Identify the lines holding "Traditional" and copy them.
[START OF Records to process]
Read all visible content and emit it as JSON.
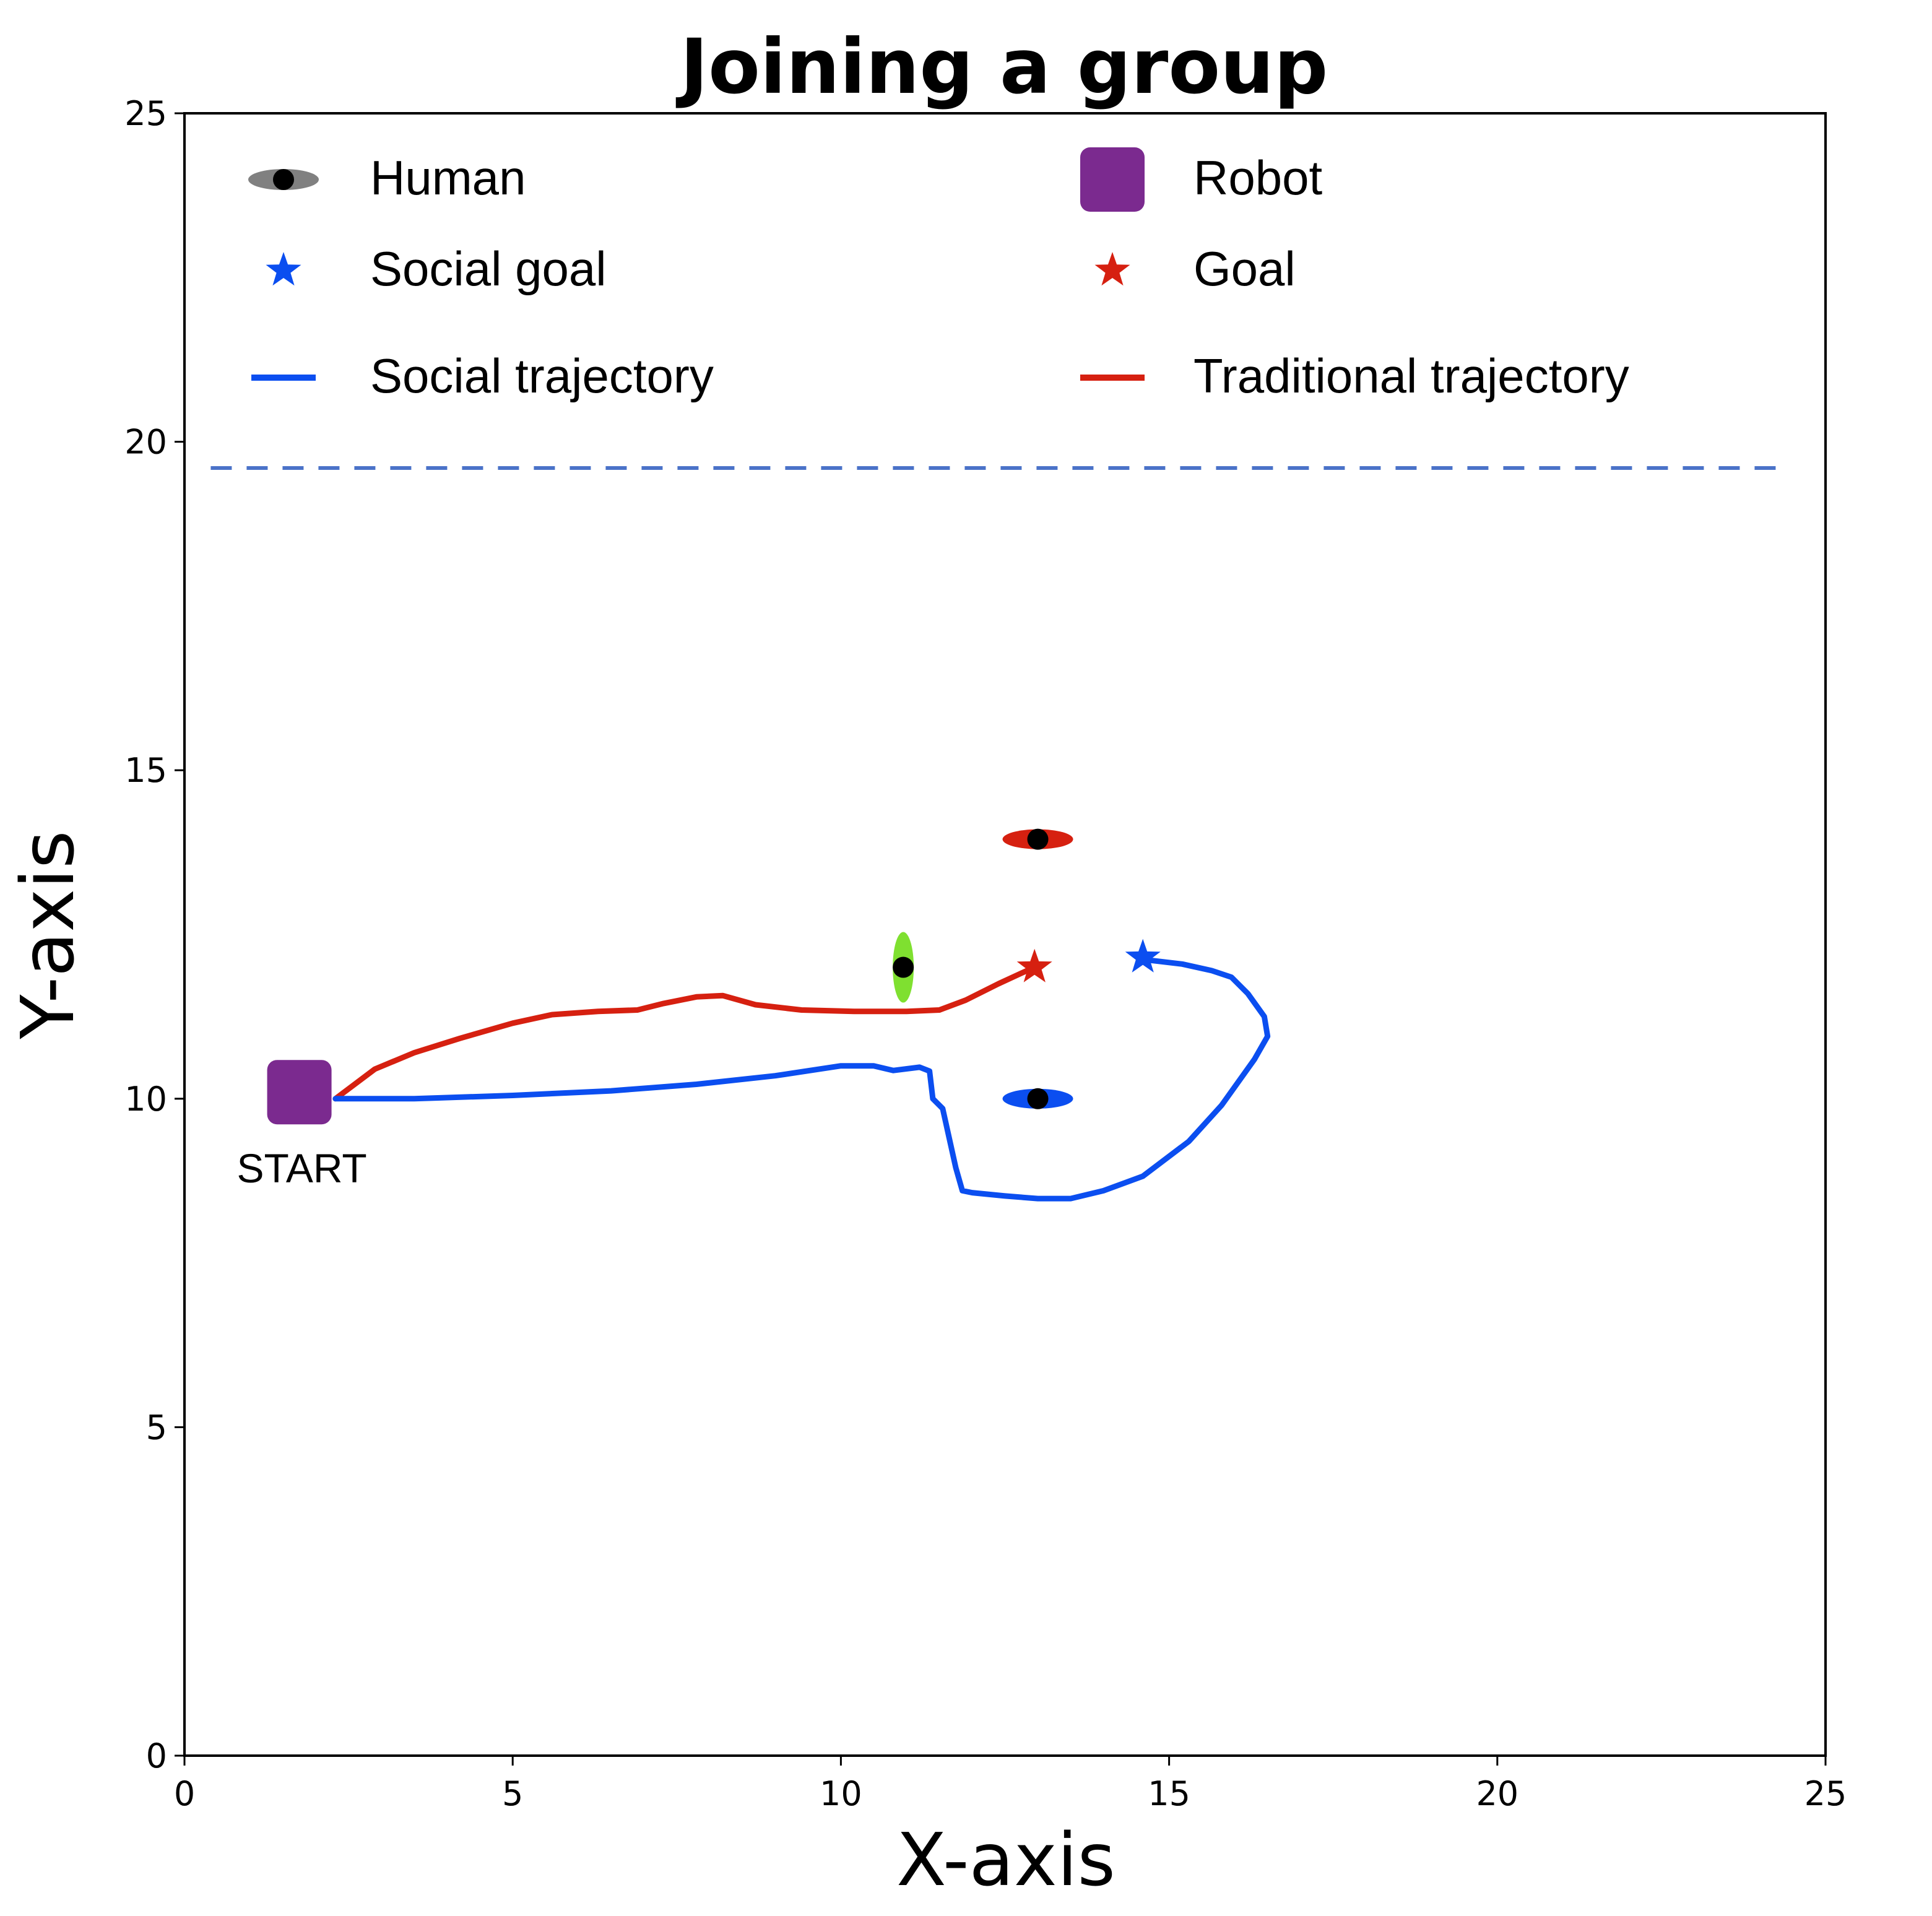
{
  "chart_data": {
    "type": "scatter",
    "title": "Joining a group",
    "xlabel": "X-axis",
    "ylabel": "Y-axis",
    "xlim": [
      0,
      25
    ],
    "ylim": [
      0,
      25
    ],
    "xticks": [
      0,
      5,
      10,
      15,
      20,
      25
    ],
    "yticks": [
      0,
      5,
      10,
      15,
      20,
      25
    ],
    "xtick_labels": [
      "0",
      "5",
      "10",
      "15",
      "20",
      "25"
    ],
    "ytick_labels": [
      "0",
      "5",
      "10",
      "15",
      "20",
      "25"
    ],
    "grid": false,
    "legend_placement": "top, two columns",
    "legend": [
      {
        "label": "Human",
        "marker": "ellipse-with-dot",
        "color": "#808080"
      },
      {
        "label": "Robot",
        "marker": "rounded-square",
        "color": "#7B2A8F"
      },
      {
        "label": "Social goal",
        "marker": "star",
        "color": "#0B4EF0"
      },
      {
        "label": "Goal",
        "marker": "star",
        "color": "#D62010"
      },
      {
        "label": "Social trajectory",
        "marker": "line",
        "color": "#0B4EF0"
      },
      {
        "label": "Traditional trajectory",
        "marker": "line",
        "color": "#D62010"
      }
    ],
    "boundary_line": {
      "y": 19.6,
      "x_range": [
        0.4,
        24.4
      ],
      "style": "dashed",
      "color": "#4A72C8"
    },
    "robot": {
      "x": 1.75,
      "y": 10.1,
      "color": "#7B2A8F",
      "annotation": "START"
    },
    "humans": [
      {
        "x": 13.0,
        "y": 13.95,
        "orientation": "horizontal",
        "color": "#D62010"
      },
      {
        "x": 13.0,
        "y": 10.0,
        "orientation": "horizontal",
        "color": "#0B4EF0"
      },
      {
        "x": 10.95,
        "y": 12.0,
        "orientation": "vertical",
        "color": "#7FE030"
      }
    ],
    "goal": {
      "x": 12.95,
      "y": 12.0,
      "color": "#D62010"
    },
    "social_goal": {
      "x": 14.6,
      "y": 12.15,
      "color": "#0B4EF0"
    },
    "series": [
      {
        "name": "Traditional trajectory",
        "color": "#D62010",
        "x": [
          2.3,
          2.9,
          3.5,
          4.2,
          5.0,
          5.6,
          6.3,
          6.9,
          7.3,
          7.8,
          8.2,
          8.7,
          9.4,
          10.2,
          11.0,
          11.5,
          11.9,
          12.4,
          12.9
        ],
        "y": [
          10.0,
          10.45,
          10.7,
          10.92,
          11.15,
          11.28,
          11.33,
          11.35,
          11.45,
          11.55,
          11.57,
          11.43,
          11.35,
          11.33,
          11.33,
          11.35,
          11.5,
          11.75,
          11.98
        ]
      },
      {
        "name": "Social trajectory",
        "color": "#0B4EF0",
        "x": [
          2.3,
          3.5,
          5.0,
          6.5,
          7.8,
          9.0,
          10.0,
          10.5,
          10.8,
          11.2,
          11.35,
          11.4,
          11.55,
          11.65,
          11.75,
          11.85,
          12.0,
          12.5,
          13.0,
          13.5,
          14.0,
          14.6,
          15.3,
          15.8,
          16.3,
          16.5,
          16.45,
          16.2,
          15.95,
          15.65,
          15.2,
          14.6
        ],
        "y": [
          10.0,
          10.0,
          10.05,
          10.12,
          10.22,
          10.35,
          10.5,
          10.5,
          10.43,
          10.48,
          10.42,
          10.0,
          9.85,
          9.4,
          8.95,
          8.6,
          8.57,
          8.52,
          8.48,
          8.48,
          8.6,
          8.82,
          9.35,
          9.9,
          10.6,
          10.95,
          11.25,
          11.6,
          11.85,
          11.95,
          12.05,
          12.12
        ]
      }
    ]
  }
}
[END OF Records to process]
[Complete output]
        "label": "Traditional trajectory",
        "name": "Traditional trajectory",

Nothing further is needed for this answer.